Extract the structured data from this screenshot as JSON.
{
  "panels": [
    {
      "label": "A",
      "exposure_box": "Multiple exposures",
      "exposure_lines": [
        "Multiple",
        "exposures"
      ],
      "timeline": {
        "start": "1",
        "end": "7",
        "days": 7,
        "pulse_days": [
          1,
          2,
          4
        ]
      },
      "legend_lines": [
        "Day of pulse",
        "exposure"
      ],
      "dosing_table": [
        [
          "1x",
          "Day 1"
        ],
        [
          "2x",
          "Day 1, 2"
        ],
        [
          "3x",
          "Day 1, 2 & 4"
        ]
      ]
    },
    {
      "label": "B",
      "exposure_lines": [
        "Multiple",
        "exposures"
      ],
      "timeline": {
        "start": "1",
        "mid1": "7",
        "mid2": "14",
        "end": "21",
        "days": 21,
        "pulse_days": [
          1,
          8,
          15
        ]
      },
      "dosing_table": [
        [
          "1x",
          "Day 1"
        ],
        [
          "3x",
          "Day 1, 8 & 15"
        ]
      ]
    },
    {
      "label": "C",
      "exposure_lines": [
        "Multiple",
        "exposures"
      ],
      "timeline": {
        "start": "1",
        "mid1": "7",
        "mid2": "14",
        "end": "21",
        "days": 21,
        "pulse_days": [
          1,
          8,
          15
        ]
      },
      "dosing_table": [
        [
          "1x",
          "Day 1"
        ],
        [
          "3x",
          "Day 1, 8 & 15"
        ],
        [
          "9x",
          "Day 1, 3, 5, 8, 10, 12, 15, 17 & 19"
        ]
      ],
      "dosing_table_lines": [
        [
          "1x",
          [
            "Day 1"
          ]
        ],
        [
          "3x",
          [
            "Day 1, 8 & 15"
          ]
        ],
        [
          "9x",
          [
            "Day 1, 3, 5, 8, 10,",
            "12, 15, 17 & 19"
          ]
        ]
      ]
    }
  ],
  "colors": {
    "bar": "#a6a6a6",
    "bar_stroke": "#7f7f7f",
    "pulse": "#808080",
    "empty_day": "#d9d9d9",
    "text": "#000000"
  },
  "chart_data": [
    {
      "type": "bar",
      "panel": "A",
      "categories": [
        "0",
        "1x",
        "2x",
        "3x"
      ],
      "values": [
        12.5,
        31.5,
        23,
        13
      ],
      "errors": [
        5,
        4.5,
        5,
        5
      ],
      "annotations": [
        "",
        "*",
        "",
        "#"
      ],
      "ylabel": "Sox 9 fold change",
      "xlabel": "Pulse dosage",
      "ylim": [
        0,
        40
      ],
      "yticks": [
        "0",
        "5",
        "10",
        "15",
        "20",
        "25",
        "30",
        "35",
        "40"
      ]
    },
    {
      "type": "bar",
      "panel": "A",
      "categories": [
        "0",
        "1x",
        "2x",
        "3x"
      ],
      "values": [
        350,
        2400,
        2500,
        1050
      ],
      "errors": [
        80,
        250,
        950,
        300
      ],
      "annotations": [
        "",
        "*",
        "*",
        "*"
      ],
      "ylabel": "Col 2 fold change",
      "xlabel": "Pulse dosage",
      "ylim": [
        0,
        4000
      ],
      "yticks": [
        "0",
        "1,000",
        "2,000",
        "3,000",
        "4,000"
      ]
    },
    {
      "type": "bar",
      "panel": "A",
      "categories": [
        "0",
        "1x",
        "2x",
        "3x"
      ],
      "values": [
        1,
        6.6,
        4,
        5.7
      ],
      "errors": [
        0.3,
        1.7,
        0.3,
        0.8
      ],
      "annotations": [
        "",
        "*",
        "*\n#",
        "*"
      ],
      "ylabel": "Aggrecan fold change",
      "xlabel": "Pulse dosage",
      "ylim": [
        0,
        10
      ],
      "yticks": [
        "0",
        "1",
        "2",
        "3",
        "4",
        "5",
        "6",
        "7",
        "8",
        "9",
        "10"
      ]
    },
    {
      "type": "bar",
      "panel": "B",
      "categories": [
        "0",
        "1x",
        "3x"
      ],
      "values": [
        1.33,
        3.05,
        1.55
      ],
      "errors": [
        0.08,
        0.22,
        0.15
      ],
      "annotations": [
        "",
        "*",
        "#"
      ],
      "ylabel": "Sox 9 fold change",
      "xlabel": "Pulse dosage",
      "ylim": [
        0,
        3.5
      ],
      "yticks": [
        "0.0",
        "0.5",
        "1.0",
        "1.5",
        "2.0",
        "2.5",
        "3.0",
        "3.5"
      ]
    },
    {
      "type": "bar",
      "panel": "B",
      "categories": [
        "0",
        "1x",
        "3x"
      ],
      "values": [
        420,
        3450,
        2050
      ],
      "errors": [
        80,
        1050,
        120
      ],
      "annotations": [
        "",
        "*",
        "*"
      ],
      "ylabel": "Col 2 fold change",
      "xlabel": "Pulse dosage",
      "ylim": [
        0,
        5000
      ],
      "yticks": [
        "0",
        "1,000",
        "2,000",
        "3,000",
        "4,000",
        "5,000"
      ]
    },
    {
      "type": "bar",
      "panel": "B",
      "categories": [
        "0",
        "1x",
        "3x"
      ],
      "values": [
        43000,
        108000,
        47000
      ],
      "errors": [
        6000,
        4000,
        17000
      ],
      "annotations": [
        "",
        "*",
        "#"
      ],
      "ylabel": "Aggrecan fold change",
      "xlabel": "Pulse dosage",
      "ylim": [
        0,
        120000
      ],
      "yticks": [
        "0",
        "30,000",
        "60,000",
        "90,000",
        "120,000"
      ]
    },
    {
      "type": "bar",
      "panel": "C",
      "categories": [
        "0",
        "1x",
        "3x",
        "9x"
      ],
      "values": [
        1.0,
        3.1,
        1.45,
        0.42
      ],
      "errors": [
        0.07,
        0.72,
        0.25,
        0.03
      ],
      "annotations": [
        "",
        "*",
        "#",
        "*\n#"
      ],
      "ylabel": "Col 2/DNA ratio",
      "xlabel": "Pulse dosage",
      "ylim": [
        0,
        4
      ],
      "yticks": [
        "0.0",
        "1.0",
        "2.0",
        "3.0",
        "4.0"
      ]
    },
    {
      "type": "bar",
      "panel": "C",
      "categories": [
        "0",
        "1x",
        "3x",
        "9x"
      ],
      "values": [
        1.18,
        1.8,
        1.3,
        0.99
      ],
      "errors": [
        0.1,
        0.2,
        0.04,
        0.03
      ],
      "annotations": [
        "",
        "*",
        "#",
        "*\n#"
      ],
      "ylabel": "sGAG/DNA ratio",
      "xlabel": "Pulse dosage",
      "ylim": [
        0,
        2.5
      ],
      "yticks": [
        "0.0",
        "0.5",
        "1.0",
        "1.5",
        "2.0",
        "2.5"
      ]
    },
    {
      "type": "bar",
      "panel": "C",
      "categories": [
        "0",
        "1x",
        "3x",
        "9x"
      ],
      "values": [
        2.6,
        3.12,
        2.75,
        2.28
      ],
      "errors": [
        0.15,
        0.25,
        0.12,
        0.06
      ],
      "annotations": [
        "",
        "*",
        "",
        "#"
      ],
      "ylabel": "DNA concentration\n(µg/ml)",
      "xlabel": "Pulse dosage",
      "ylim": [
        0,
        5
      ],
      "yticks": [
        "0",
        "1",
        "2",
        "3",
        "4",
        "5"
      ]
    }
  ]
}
◆ ◆ ◆
### [Written problem]
Output each record exactly, leaving nothing out.

### [Exercise answer]
Extract the structured data from this screenshot as JSON.
{
  "panels": [
    {
      "label": "A",
      "exposure_box": "Multiple exposures",
      "exposure_lines": [
        "Multiple",
        "exposures"
      ],
      "timeline": {
        "start": "1",
        "end": "7",
        "days": 7,
        "pulse_days": [
          1,
          2,
          4
        ]
      },
      "legend_lines": [
        "Day of pulse",
        "exposure"
      ],
      "dosing_table": [
        [
          "1x",
          "Day 1"
        ],
        [
          "2x",
          "Day 1, 2"
        ],
        [
          "3x",
          "Day 1, 2 & 4"
        ]
      ]
    },
    {
      "label": "B",
      "exposure_lines": [
        "Multiple",
        "exposures"
      ],
      "timeline": {
        "start": "1",
        "mid1": "7",
        "mid2": "14",
        "end": "21",
        "days": 21,
        "pulse_days": [
          1,
          8,
          15
        ]
      },
      "dosing_table": [
        [
          "1x",
          "Day 1"
        ],
        [
          "3x",
          "Day 1, 8 & 15"
        ]
      ]
    },
    {
      "label": "C",
      "exposure_lines": [
        "Multiple",
        "exposures"
      ],
      "timeline": {
        "start": "1",
        "mid1": "7",
        "mid2": "14",
        "end": "21",
        "days": 21,
        "pulse_days": [
          1,
          8,
          15
        ]
      },
      "dosing_table": [
        [
          "1x",
          "Day 1"
        ],
        [
          "3x",
          "Day 1, 8 & 15"
        ],
        [
          "9x",
          "Day 1, 3, 5, 8, 10, 12, 15, 17 & 19"
        ]
      ],
      "dosing_table_lines": [
        [
          "1x",
          [
            "Day 1"
          ]
        ],
        [
          "3x",
          [
            "Day 1, 8 & 15"
          ]
        ],
        [
          "9x",
          [
            "Day 1, 3, 5, 8, 10,",
            "12, 15, 17 & 19"
          ]
        ]
      ]
    }
  ],
  "colors": {
    "bar": "#a6a6a6",
    "bar_stroke": "#7f7f7f",
    "pulse": "#808080",
    "empty_day": "#d9d9d9",
    "text": "#000000"
  },
  "chart_data": [
    {
      "type": "bar",
      "panel": "A",
      "categories": [
        "0",
        "1x",
        "2x",
        "3x"
      ],
      "values": [
        12.5,
        31.5,
        23,
        13
      ],
      "errors": [
        5,
        4.5,
        5,
        5
      ],
      "annotations": [
        "",
        "*",
        "",
        "#"
      ],
      "ylabel": "Sox 9 fold change",
      "xlabel": "Pulse dosage",
      "ylim": [
        0,
        40
      ],
      "yticks": [
        "0",
        "5",
        "10",
        "15",
        "20",
        "25",
        "30",
        "35",
        "40"
      ]
    },
    {
      "type": "bar",
      "panel": "A",
      "categories": [
        "0",
        "1x",
        "2x",
        "3x"
      ],
      "values": [
        350,
        2400,
        2500,
        1050
      ],
      "errors": [
        80,
        250,
        950,
        300
      ],
      "annotations": [
        "",
        "*",
        "*",
        "*"
      ],
      "ylabel": "Col 2 fold change",
      "xlabel": "Pulse dosage",
      "ylim": [
        0,
        4000
      ],
      "yticks": [
        "0",
        "1,000",
        "2,000",
        "3,000",
        "4,000"
      ]
    },
    {
      "type": "bar",
      "panel": "A",
      "categories": [
        "0",
        "1x",
        "2x",
        "3x"
      ],
      "values": [
        1,
        6.6,
        4,
        5.7
      ],
      "errors": [
        0.3,
        1.7,
        0.3,
        0.8
      ],
      "annotations": [
        "",
        "*",
        "*\n#",
        "*"
      ],
      "ylabel": "Aggrecan fold change",
      "xlabel": "Pulse dosage",
      "ylim": [
        0,
        10
      ],
      "yticks": [
        "0",
        "1",
        "2",
        "3",
        "4",
        "5",
        "6",
        "7",
        "8",
        "9",
        "10"
      ]
    },
    {
      "type": "bar",
      "panel": "B",
      "categories": [
        "0",
        "1x",
        "3x"
      ],
      "values": [
        1.33,
        3.05,
        1.55
      ],
      "errors": [
        0.08,
        0.22,
        0.15
      ],
      "annotations": [
        "",
        "*",
        "#"
      ],
      "ylabel": "Sox 9 fold change",
      "xlabel": "Pulse dosage",
      "ylim": [
        0,
        3.5
      ],
      "yticks": [
        "0.0",
        "0.5",
        "1.0",
        "1.5",
        "2.0",
        "2.5",
        "3.0",
        "3.5"
      ]
    },
    {
      "type": "bar",
      "panel": "B",
      "categories": [
        "0",
        "1x",
        "3x"
      ],
      "values": [
        420,
        3450,
        2050
      ],
      "errors": [
        80,
        1050,
        120
      ],
      "annotations": [
        "",
        "*",
        "*"
      ],
      "ylabel": "Col 2 fold change",
      "xlabel": "Pulse dosage",
      "ylim": [
        0,
        5000
      ],
      "yticks": [
        "0",
        "1,000",
        "2,000",
        "3,000",
        "4,000",
        "5,000"
      ]
    },
    {
      "type": "bar",
      "panel": "B",
      "categories": [
        "0",
        "1x",
        "3x"
      ],
      "values": [
        43000,
        108000,
        47000
      ],
      "errors": [
        6000,
        4000,
        17000
      ],
      "annotations": [
        "",
        "*",
        "#"
      ],
      "ylabel": "Aggrecan fold change",
      "xlabel": "Pulse dosage",
      "ylim": [
        0,
        120000
      ],
      "yticks": [
        "0",
        "30,000",
        "60,000",
        "90,000",
        "120,000"
      ]
    },
    {
      "type": "bar",
      "panel": "C",
      "categories": [
        "0",
        "1x",
        "3x",
        "9x"
      ],
      "values": [
        1.0,
        3.1,
        1.45,
        0.42
      ],
      "errors": [
        0.07,
        0.72,
        0.25,
        0.03
      ],
      "annotations": [
        "",
        "*",
        "#",
        "*\n#"
      ],
      "ylabel": "Col 2/DNA ratio",
      "xlabel": "Pulse dosage",
      "ylim": [
        0,
        4
      ],
      "yticks": [
        "0.0",
        "1.0",
        "2.0",
        "3.0",
        "4.0"
      ]
    },
    {
      "type": "bar",
      "panel": "C",
      "categories": [
        "0",
        "1x",
        "3x",
        "9x"
      ],
      "values": [
        1.18,
        1.8,
        1.3,
        0.99
      ],
      "errors": [
        0.1,
        0.2,
        0.04,
        0.03
      ],
      "annotations": [
        "",
        "*",
        "#",
        "*\n#"
      ],
      "ylabel": "sGAG/DNA ratio",
      "xlabel": "Pulse dosage",
      "ylim": [
        0,
        2.5
      ],
      "yticks": [
        "0.0",
        "0.5",
        "1.0",
        "1.5",
        "2.0",
        "2.5"
      ]
    },
    {
      "type": "bar",
      "panel": "C",
      "categories": [
        "0",
        "1x",
        "3x",
        "9x"
      ],
      "values": [
        2.6,
        3.12,
        2.75,
        2.28
      ],
      "errors": [
        0.15,
        0.25,
        0.12,
        0.06
      ],
      "annotations": [
        "",
        "*",
        "",
        "#"
      ],
      "ylabel": "DNA concentration\n(µg/ml)",
      "xlabel": "Pulse dosage",
      "ylim": [
        0,
        5
      ],
      "yticks": [
        "0",
        "1",
        "2",
        "3",
        "4",
        "5"
      ]
    }
  ]
}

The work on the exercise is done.